Calvin emphasized several key themes in his treatment of baptism in this edition of the Institutes: witness to divine promises; Jesus Christ as substance and foundation; connection between circumcision and baptism; covenant; and election. Calvin would further develop, clarify, and deepen these themes when dealing with baptism for the next two decades. In so doing, however, he did not depart in essential ways from the themes dealt with in this chapter.
Witness to divine promises
In this chapter, Calvin brought into bold relief the claim that baptism bears witness to God's promises concerning forgiveness of sins, mortification of the sinful nature, new life, and hope for the future. The water itself does not bring any of these things about; rather, it points to the salvation made possible in the death and resurrection of Jesus Christ from the dead. Baptism bear witness also to the ongoing effect of divine grace in the lives of the baptized. With echoes of Luther, Calvin proclaimed:
…We must know that, whenever it is that we are baptized, we are washed and purified once for the whole of our life. That is why every time we fall into sin again we must return to the memory of our baptism, and by that confirm ourselves in the faith that we are always certain and assured of the remission of our sins. For even if, since it was once administered, our baptism seems to us already past, nevertheless, it is not wiped out by subsequent sins. For Jesus Christ's purity is offered to us in baptism, and it always has its force; it endures forever and cannot be overcome by any stain but abolishes and cleans all our stains and impurities.

Region boundary data
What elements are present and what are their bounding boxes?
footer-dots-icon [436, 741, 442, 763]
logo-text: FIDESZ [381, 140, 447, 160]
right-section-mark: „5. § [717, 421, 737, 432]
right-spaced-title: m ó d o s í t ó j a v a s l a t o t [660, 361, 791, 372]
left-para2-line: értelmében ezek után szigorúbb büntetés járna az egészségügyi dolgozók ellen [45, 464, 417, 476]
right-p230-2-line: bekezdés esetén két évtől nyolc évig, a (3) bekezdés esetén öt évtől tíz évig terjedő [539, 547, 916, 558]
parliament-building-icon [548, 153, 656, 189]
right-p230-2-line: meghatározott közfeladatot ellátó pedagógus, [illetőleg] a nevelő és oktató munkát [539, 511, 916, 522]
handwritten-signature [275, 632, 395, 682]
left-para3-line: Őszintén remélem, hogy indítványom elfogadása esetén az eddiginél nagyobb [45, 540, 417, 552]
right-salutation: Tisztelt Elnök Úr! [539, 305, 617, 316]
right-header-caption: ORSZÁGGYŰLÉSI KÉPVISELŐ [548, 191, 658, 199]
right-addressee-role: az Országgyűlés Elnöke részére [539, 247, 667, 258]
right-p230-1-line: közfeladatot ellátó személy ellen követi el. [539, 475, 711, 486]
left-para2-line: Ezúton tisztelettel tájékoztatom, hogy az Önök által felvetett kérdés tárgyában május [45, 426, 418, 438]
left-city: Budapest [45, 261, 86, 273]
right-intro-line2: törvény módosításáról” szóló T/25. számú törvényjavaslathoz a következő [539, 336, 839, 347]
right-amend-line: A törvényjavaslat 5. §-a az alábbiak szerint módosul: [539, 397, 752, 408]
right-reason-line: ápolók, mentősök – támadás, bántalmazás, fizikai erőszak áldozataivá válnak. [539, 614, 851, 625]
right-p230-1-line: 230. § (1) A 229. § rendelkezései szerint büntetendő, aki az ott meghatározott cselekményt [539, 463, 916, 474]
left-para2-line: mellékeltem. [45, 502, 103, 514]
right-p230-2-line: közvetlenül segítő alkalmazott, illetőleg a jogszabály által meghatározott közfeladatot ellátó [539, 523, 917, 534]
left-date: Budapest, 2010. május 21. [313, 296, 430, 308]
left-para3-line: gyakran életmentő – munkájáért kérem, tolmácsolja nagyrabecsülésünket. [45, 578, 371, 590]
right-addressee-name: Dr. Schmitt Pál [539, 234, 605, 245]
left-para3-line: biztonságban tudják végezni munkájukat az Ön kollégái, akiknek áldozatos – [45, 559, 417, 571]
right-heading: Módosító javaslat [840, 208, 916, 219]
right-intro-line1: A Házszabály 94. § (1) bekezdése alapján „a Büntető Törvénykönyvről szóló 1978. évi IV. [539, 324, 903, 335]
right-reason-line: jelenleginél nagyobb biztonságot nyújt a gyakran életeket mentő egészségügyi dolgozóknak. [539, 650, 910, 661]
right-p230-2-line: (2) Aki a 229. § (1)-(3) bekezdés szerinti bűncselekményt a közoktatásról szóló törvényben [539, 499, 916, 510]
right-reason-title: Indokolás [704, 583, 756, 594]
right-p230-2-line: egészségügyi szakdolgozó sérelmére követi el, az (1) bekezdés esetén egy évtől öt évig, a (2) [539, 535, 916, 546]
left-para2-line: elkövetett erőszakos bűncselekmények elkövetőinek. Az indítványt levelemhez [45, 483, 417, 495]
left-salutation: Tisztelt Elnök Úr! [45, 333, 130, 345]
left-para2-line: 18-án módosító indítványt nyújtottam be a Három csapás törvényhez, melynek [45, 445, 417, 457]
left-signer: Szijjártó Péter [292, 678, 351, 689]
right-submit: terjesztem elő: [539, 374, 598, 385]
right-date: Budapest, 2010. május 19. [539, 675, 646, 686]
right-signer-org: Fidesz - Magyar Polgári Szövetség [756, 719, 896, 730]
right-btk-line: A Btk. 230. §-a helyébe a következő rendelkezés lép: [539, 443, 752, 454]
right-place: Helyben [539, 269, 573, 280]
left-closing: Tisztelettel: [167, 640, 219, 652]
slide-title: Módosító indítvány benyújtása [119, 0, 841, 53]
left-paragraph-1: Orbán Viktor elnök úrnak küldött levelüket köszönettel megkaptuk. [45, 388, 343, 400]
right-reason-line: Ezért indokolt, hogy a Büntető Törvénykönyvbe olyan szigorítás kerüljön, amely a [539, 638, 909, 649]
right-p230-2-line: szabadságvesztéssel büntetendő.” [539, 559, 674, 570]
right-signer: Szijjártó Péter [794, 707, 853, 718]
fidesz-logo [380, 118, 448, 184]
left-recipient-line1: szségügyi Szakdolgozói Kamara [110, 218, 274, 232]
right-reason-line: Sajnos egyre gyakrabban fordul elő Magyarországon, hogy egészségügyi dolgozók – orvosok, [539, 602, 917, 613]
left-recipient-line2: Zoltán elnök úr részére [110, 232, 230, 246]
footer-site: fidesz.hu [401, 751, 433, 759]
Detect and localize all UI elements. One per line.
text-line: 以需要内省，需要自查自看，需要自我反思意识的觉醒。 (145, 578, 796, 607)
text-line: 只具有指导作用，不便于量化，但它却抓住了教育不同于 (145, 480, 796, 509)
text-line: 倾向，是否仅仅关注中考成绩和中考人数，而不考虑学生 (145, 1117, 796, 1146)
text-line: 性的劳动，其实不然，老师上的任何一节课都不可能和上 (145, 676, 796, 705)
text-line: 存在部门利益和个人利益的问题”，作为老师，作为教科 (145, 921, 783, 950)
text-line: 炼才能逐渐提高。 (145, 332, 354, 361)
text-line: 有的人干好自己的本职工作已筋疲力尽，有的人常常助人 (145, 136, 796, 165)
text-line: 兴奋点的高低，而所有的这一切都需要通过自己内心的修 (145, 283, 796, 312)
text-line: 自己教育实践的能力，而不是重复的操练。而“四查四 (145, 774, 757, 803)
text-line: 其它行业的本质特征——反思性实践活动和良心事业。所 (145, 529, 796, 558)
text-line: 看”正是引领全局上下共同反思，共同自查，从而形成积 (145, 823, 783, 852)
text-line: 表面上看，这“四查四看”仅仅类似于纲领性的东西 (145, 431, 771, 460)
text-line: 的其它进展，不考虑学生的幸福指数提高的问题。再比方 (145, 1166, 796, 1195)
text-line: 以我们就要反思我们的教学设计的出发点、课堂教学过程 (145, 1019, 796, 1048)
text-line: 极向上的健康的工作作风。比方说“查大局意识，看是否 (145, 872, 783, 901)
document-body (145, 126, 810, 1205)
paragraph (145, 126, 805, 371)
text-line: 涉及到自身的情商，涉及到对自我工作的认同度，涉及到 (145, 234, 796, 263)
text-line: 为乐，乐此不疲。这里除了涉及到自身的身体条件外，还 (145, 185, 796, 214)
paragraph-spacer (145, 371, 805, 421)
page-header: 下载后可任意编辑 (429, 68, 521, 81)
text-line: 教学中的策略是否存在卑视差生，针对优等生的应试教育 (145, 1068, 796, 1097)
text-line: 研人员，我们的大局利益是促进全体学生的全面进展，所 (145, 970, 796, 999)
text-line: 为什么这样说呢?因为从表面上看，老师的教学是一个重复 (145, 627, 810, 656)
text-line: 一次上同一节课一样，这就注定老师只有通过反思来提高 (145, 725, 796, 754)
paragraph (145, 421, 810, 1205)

- DIRECTIVE 1: List the key themes that the passage on Calvin and baptism says he emphasized in his treatment of baptism in this edition of the Institutes.
- DIRECTIVE 2: Write the next part of the passage on Calvin and baptism, picking up after its final sentence.

- EXERCISE OUTPUT 1:
- Witness to divine promises
- Jesus Christ as substance and foundation
- Connection between circumcision and baptism
- Covenant
- Election

- EXERCISE OUTPUT 2:
Baptism functions as a kind of perpetual witness to the baptized of the perpetual grace of God made known in Jesus Christ. Baptism cannot be repeated because the once and for all death of Jesus Christ for our sins to which it points is both a singular event and something that remains perpetually in effect. Baptism reminds the baptized of the all-sufficient and continually available grace of forgiveness through the crucifixion. Though with Zwingli Calvin also affirmed that baptism functions as a public witness concerning the primary allegiance of the baptized, that theme is underdeveloped in this edition of the Institutes and is overshadowed by the intra-ecclesial and pastoral function of baptism.
Jesus Christ as substance and foundation
Drawing deeply from the liturgical theology of St. Augustine, Calvin affirmed that Jesus Christ is the substance and foundation of baptism. It is the shed blood of Jesus Christ on the cross that brings about our salvation and our reconciliation with God—not the sanctified element of water in and of itself. Further, the risen and ascended Jesus Christ continues to act in salvation and regeneration. Though pastors administer the sacrament, it is really, "Jesus Christ [who] is the author of the inward grace." Even though baptism has an unmistakable christological focus and it is to union with Jesus Christ that baptism points, in actuality the whole Trinity acts in baptism:
For all God's gifts that are offered in baptism are found in Christ alone. Nevertheless it is not possible for one who baptizes in Christ's name not to invoke likewise the name of the Father and of the Son and of the Holy Spirit, for the reason we have our purification in Christ's blood is because the Father, wanting to pour out His goodness and mercy, reconciled us to Himself by Him. Then we obtain regeneration in His death and His life if, by the sanctification of the Spirit, there is a new spiritual nature built up in us. That is why the cause of our purification as well as our regeneration ought to be recognized to be in God the Father, the ground of matter of it in the Son, and the efficacy in the Holy Spirit.
Calvin's treatment of baptism in this chapter has a deep, practical christological character set within the larger context of a dynamic trinitarian framework.
Connection between circumcision and baptism (and paradigm for Christian living)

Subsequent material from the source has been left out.